Your instructions –
Can you find the lines of the listing that include "是否支付" and copy every one?

(Stored data entries)

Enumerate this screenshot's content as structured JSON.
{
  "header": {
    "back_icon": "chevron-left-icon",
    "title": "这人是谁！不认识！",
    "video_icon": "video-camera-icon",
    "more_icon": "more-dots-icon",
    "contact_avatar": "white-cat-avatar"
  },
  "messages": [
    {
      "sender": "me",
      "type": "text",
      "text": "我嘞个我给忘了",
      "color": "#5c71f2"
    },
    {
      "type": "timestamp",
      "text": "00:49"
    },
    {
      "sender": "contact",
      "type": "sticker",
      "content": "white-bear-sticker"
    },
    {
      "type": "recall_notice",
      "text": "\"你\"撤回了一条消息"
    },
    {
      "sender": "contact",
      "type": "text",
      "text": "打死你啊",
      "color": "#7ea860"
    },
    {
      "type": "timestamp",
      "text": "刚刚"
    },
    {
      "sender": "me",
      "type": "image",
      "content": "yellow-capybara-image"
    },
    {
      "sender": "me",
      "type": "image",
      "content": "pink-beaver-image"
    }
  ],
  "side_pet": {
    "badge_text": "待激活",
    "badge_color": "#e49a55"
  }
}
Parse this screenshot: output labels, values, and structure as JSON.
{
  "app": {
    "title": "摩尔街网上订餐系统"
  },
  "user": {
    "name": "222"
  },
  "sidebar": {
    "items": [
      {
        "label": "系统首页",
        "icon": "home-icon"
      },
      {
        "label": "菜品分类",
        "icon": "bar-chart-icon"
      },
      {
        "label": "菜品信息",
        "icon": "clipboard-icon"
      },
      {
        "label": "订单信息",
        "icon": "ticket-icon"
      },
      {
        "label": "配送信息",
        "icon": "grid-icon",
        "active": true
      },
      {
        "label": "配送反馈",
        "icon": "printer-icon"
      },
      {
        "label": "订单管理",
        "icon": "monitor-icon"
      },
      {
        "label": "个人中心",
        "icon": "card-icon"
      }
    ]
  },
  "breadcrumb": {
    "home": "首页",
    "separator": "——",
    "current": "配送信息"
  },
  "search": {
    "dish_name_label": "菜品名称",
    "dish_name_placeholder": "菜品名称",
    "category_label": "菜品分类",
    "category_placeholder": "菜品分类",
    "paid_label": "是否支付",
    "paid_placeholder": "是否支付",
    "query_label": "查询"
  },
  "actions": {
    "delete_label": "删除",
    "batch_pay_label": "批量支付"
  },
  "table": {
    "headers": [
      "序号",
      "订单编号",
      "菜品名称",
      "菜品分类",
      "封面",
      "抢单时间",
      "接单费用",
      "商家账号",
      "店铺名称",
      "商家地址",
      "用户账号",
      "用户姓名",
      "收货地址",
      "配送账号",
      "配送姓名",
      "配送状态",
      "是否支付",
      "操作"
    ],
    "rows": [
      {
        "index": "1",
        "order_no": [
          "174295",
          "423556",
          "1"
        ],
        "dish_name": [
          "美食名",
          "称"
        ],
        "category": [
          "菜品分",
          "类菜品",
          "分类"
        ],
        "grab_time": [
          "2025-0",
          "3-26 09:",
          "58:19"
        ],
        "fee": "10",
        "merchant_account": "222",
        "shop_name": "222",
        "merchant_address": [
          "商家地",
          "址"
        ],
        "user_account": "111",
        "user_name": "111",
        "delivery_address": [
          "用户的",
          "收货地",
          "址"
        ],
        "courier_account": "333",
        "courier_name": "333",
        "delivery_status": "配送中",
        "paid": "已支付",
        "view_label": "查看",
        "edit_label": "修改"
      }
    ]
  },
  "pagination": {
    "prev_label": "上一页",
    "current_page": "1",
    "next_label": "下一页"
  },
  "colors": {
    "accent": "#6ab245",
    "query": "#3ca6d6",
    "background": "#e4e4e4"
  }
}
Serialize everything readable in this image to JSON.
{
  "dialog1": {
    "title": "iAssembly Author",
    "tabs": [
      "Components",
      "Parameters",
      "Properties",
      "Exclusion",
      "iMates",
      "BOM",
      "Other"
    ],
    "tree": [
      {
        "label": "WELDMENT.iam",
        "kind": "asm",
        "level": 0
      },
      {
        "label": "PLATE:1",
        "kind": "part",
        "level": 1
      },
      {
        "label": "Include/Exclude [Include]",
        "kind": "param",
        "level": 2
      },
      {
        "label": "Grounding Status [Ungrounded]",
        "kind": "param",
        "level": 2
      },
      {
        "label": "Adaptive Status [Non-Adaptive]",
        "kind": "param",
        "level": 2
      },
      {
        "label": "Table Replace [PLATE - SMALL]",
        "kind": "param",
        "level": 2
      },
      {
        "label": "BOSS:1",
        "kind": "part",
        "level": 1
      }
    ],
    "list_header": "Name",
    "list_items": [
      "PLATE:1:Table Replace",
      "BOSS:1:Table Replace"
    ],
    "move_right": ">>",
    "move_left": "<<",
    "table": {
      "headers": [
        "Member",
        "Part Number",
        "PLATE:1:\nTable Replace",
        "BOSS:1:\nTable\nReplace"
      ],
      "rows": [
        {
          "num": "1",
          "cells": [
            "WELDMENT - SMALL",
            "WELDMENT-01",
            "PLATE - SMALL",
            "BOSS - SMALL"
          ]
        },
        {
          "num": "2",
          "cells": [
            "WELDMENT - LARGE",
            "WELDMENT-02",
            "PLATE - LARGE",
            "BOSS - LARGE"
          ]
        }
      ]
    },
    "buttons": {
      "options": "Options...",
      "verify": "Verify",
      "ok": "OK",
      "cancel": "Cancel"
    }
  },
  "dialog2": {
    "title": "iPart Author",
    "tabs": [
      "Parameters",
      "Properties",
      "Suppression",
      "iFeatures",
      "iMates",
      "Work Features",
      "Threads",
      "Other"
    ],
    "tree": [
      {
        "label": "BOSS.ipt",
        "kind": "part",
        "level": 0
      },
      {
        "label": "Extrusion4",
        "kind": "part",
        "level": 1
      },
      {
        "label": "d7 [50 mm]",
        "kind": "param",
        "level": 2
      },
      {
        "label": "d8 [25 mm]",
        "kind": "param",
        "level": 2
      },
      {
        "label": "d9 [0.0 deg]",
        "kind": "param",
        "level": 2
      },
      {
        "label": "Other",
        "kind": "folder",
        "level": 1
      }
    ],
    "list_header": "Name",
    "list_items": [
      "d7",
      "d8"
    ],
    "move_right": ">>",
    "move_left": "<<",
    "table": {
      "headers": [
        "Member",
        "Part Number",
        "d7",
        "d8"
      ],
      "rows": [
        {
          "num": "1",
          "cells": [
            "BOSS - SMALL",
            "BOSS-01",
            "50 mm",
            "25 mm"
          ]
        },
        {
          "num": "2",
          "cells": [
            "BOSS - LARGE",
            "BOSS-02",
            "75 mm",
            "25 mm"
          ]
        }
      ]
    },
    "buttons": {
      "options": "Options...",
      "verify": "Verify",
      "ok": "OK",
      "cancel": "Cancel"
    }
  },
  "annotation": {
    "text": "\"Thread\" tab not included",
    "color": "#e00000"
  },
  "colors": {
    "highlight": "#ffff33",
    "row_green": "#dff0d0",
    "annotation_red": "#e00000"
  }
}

Written solution –
    "paid_label": "是否支付",
    "paid_placeholder": "是否支付",
      "是否支付",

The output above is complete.